Listings of element locations
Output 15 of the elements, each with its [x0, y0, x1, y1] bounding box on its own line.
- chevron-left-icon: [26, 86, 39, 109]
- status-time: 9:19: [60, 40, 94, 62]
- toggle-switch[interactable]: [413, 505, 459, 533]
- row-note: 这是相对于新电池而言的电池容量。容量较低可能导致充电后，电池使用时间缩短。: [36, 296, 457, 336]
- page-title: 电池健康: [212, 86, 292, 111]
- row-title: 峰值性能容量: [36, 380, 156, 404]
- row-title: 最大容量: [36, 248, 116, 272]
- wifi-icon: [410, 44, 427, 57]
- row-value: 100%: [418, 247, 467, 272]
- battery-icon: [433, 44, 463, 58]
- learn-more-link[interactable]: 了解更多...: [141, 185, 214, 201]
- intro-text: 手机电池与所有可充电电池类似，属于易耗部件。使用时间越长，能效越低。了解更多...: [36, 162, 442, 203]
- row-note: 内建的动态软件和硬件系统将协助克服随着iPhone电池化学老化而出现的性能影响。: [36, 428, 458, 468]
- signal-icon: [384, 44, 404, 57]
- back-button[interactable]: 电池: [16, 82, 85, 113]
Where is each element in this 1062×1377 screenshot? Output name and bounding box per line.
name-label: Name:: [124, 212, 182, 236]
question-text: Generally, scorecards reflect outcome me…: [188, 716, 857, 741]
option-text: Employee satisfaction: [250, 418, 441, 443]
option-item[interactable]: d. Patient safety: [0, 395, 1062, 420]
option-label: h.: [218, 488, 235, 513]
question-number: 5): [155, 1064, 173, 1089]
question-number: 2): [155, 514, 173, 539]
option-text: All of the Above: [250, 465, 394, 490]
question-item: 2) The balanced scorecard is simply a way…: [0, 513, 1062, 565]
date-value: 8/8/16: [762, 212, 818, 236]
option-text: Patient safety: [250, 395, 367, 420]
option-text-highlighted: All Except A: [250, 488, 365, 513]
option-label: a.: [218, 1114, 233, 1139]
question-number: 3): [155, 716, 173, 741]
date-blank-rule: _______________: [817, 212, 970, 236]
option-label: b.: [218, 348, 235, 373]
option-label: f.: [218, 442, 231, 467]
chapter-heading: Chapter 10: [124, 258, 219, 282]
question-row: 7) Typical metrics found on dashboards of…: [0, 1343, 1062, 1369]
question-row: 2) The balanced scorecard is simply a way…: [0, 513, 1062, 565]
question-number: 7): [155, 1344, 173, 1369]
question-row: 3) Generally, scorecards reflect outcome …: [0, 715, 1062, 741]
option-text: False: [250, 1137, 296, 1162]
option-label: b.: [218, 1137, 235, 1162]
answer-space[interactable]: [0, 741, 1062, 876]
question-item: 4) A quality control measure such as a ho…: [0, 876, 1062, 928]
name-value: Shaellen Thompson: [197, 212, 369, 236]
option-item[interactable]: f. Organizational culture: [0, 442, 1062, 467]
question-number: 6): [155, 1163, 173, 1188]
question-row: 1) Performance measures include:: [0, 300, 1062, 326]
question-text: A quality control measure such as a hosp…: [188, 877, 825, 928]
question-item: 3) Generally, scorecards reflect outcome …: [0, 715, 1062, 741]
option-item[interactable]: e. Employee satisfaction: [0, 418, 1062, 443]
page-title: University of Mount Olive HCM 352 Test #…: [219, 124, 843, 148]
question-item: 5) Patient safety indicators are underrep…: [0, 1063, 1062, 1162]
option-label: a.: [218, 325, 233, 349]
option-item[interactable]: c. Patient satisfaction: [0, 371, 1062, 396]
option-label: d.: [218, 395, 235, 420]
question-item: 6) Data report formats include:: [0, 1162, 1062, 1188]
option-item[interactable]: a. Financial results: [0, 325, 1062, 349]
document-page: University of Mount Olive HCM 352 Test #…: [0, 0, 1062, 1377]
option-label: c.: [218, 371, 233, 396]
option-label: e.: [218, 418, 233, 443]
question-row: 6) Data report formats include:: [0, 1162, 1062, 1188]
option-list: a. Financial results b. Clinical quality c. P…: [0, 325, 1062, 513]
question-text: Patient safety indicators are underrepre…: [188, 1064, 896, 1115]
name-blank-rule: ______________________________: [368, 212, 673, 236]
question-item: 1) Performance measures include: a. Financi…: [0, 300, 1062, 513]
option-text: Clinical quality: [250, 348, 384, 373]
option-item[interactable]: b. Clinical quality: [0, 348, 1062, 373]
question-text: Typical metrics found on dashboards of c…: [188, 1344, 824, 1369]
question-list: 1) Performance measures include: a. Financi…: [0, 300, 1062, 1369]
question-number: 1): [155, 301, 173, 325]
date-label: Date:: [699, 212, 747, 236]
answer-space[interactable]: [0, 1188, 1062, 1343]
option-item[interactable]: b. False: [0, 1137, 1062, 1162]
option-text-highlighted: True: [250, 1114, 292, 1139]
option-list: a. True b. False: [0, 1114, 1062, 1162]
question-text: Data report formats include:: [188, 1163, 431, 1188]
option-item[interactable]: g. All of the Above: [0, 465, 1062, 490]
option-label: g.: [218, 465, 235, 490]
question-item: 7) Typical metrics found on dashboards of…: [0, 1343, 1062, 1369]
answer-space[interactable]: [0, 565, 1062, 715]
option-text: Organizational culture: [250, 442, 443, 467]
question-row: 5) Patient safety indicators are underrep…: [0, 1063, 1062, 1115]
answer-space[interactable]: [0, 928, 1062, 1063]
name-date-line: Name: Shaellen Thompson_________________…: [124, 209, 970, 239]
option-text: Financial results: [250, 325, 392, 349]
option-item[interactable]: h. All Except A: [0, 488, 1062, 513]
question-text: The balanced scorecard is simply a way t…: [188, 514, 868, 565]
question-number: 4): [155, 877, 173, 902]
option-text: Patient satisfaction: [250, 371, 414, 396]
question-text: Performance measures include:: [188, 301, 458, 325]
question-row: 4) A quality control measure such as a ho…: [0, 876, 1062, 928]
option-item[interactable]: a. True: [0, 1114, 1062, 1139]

*Exercise aim*
Copy out, word for word, the items starting at the very beginning and ending at the line that contains "option-item[interactable]: d. Patient", with both the first line and that final line included.

*Task solution*
Output 15 of the elements, each with its [x0, y0, x1, y1] bounding box on its own line.
- chevron-left-icon: [26, 86, 39, 109]
- status-time: 9:19: [60, 40, 94, 62]
- toggle-switch[interactable]: [413, 505, 459, 533]
- row-note: 这是相对于新电池而言的电池容量。容量较低可能导致充电后，电池使用时间缩短。: [36, 296, 457, 336]
- page-title: 电池健康: [212, 86, 292, 111]
- row-title: 峰值性能容量: [36, 380, 156, 404]
- row-title: 最大容量: [36, 248, 116, 272]
- wifi-icon: [410, 44, 427, 57]
- row-value: 100%: [418, 247, 467, 272]
- battery-icon: [433, 44, 463, 58]
- learn-more-link[interactable]: 了解更多...: [141, 185, 214, 201]
- intro-text: 手机电池与所有可充电电池类似，属于易耗部件。使用时间越长，能效越低。了解更多...: [36, 162, 442, 203]
- row-note: 内建的动态软件和硬件系统将协助克服随着iPhone电池化学老化而出现的性能影响。: [36, 428, 458, 468]
- signal-icon: [384, 44, 404, 57]
- back-button[interactable]: 电池: [16, 82, 85, 113]
Where is each element in this 1062×1377 screenshot? Output name and bounding box per line.
name-label: Name:: [124, 212, 182, 236]
question-text: Generally, scorecards reflect outcome me…: [188, 716, 857, 741]
option-text: Employee satisfaction: [250, 418, 441, 443]
option-item[interactable]: d. Patient safety: [0, 395, 1062, 420]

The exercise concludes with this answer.